> [Your instructions]: Using the listing below, extract each line that has the word "Alignments" in it.
********
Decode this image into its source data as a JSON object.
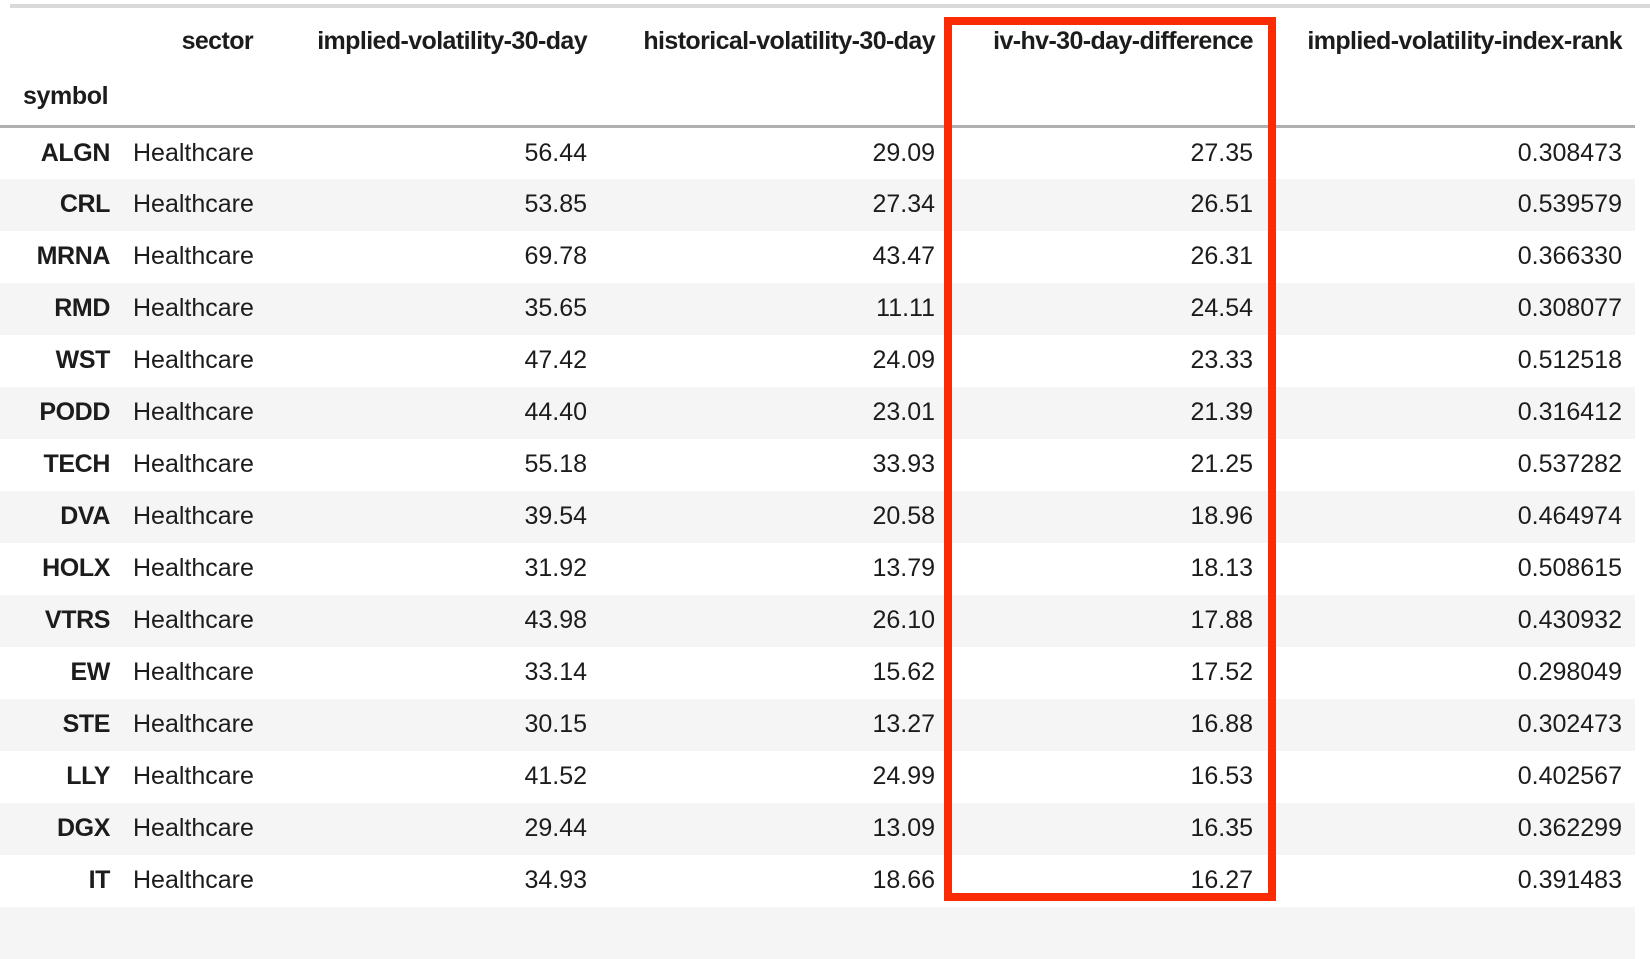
{
  "table": {
    "index_header": "symbol",
    "columns": [
      "sector",
      "implied-volatility-30-day",
      "historical-volatility-30-day",
      "iv-hv-30-day-difference",
      "implied-volatility-index-rank"
    ],
    "rows": [
      {
        "symbol": "ALGN",
        "cells": [
          "Healthcare",
          "56.44",
          "29.09",
          "27.35",
          "0.308473"
        ]
      },
      {
        "symbol": "CRL",
        "cells": [
          "Healthcare",
          "53.85",
          "27.34",
          "26.51",
          "0.539579"
        ]
      },
      {
        "symbol": "MRNA",
        "cells": [
          "Healthcare",
          "69.78",
          "43.47",
          "26.31",
          "0.366330"
        ]
      },
      {
        "symbol": "RMD",
        "cells": [
          "Healthcare",
          "35.65",
          "11.11",
          "24.54",
          "0.308077"
        ]
      },
      {
        "symbol": "WST",
        "cells": [
          "Healthcare",
          "47.42",
          "24.09",
          "23.33",
          "0.512518"
        ]
      },
      {
        "symbol": "PODD",
        "cells": [
          "Healthcare",
          "44.40",
          "23.01",
          "21.39",
          "0.316412"
        ]
      },
      {
        "symbol": "TECH",
        "cells": [
          "Healthcare",
          "55.18",
          "33.93",
          "21.25",
          "0.537282"
        ]
      },
      {
        "symbol": "DVA",
        "cells": [
          "Healthcare",
          "39.54",
          "20.58",
          "18.96",
          "0.464974"
        ]
      },
      {
        "symbol": "HOLX",
        "cells": [
          "Healthcare",
          "31.92",
          "13.79",
          "18.13",
          "0.508615"
        ]
      },
      {
        "symbol": "VTRS",
        "cells": [
          "Healthcare",
          "43.98",
          "26.10",
          "17.88",
          "0.430932"
        ]
      },
      {
        "symbol": "EW",
        "cells": [
          "Healthcare",
          "33.14",
          "15.62",
          "17.52",
          "0.298049"
        ]
      },
      {
        "symbol": "STE",
        "cells": [
          "Healthcare",
          "30.15",
          "13.27",
          "16.88",
          "0.302473"
        ]
      },
      {
        "symbol": "LLY",
        "cells": [
          "Healthcare",
          "41.52",
          "24.99",
          "16.53",
          "0.402567"
        ]
      },
      {
        "symbol": "DGX",
        "cells": [
          "Healthcare",
          "29.44",
          "13.09",
          "16.35",
          "0.362299"
        ]
      },
      {
        "symbol": "IT",
        "cells": [
          "Healthcare",
          "34.93",
          "18.66",
          "16.27",
          "0.391483"
        ]
      }
    ]
  },
  "annotation": {
    "highlighted_column": "iv-hv-30-day-difference",
    "box_color": "#fa2b05"
  },
  "colors": {
    "row_stripe": "#f5f5f5",
    "header_separator": "#b0b0b0",
    "top_line": "#d9d9d9",
    "text": "#1c1c1c",
    "background": "#ffffff"
  }
}
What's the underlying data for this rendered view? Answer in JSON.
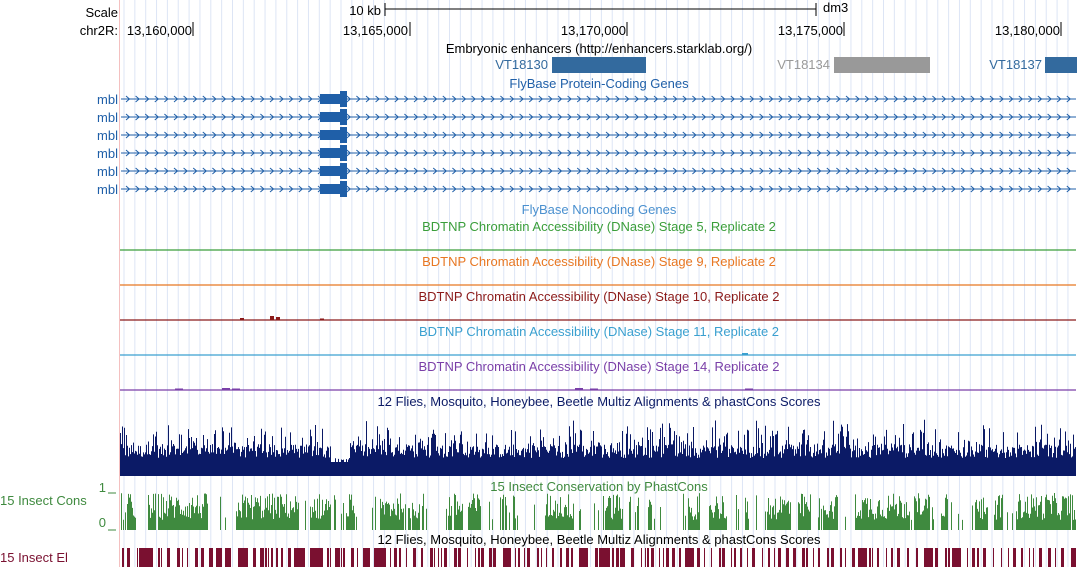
{
  "ruler": {
    "scale_label": "Scale",
    "chrom_label": "chr2R:",
    "scale_bar_label": "10 kb",
    "assembly": "dm3",
    "ticks": [
      "13,160,000",
      "13,165,000",
      "13,170,000",
      "13,175,000",
      "13,180,000"
    ]
  },
  "tracks": {
    "enhancers": {
      "title": "Embryonic enhancers (http://enhancers.starklab.org/)",
      "items": [
        {
          "name": "VT18130",
          "color": "#336a9e"
        },
        {
          "name": "VT18134",
          "color": "#999999"
        },
        {
          "name": "VT18137",
          "color": "#336a9e"
        }
      ]
    },
    "coding_genes": {
      "title": "FlyBase Protein-Coding Genes",
      "color": "#1f5fa8",
      "gene_labels": [
        "mbl",
        "mbl",
        "mbl",
        "mbl",
        "mbl",
        "mbl"
      ]
    },
    "noncoding_genes": {
      "title": "FlyBase Noncoding Genes",
      "color": "#4a90cf"
    },
    "dnase": [
      {
        "title": "BDTNP Chromatin Accessibility (DNase) Stage 5, Replicate 2",
        "color": "#3a9e3a"
      },
      {
        "title": "BDTNP Chromatin Accessibility (DNase) Stage 9, Replicate 2",
        "color": "#e87722"
      },
      {
        "title": "BDTNP Chromatin Accessibility (DNase) Stage 10, Replicate 2",
        "color": "#8b1a1a"
      },
      {
        "title": "BDTNP Chromatin Accessibility (DNase) Stage 11, Replicate 2",
        "color": "#3aa0d0"
      },
      {
        "title": "BDTNP Chromatin Accessibility (DNase) Stage 14, Replicate 2",
        "color": "#7a3fa8"
      }
    ],
    "multiz": {
      "title": "12 Flies, Mosquito, Honeybee, Beetle Multiz Alignments & phastCons Scores",
      "color": "#0b1a66"
    },
    "insect_cons": {
      "side_label": "15 Insect Cons",
      "title": "15 Insect Conservation by PhastCons",
      "y_max_label": "1",
      "y_min_label": "0",
      "color": "#3f8a3f"
    },
    "multiz2": {
      "title": "12 Flies, Mosquito, Honeybee, Beetle Multiz Alignments & phastCons Scores"
    },
    "insect_el": {
      "side_label": "15 Insect El",
      "color": "#7a1030"
    }
  }
}
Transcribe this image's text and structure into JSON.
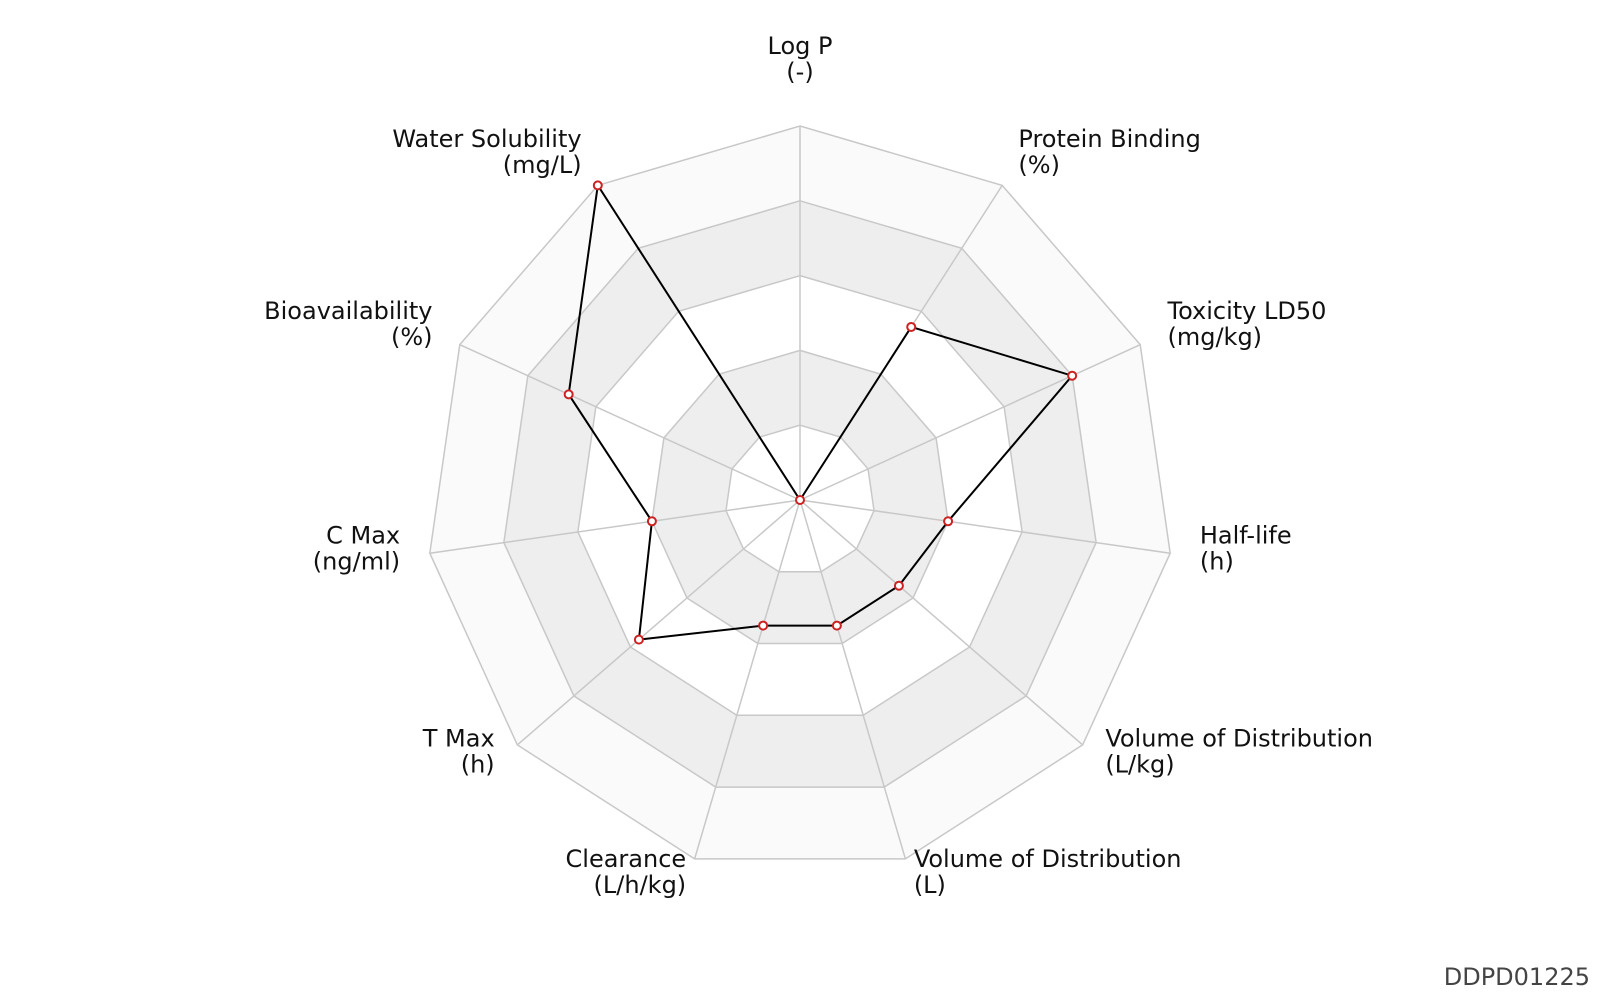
********
> [Task result]:
      "title": "12 Flies, Mosquito, Honeybee, Beetle Multiz Alignments & phastCons Scores",
      "title": "12 Flies, Mosquito, Honeybee, Beetle Multiz Alignments & phastCons Scores"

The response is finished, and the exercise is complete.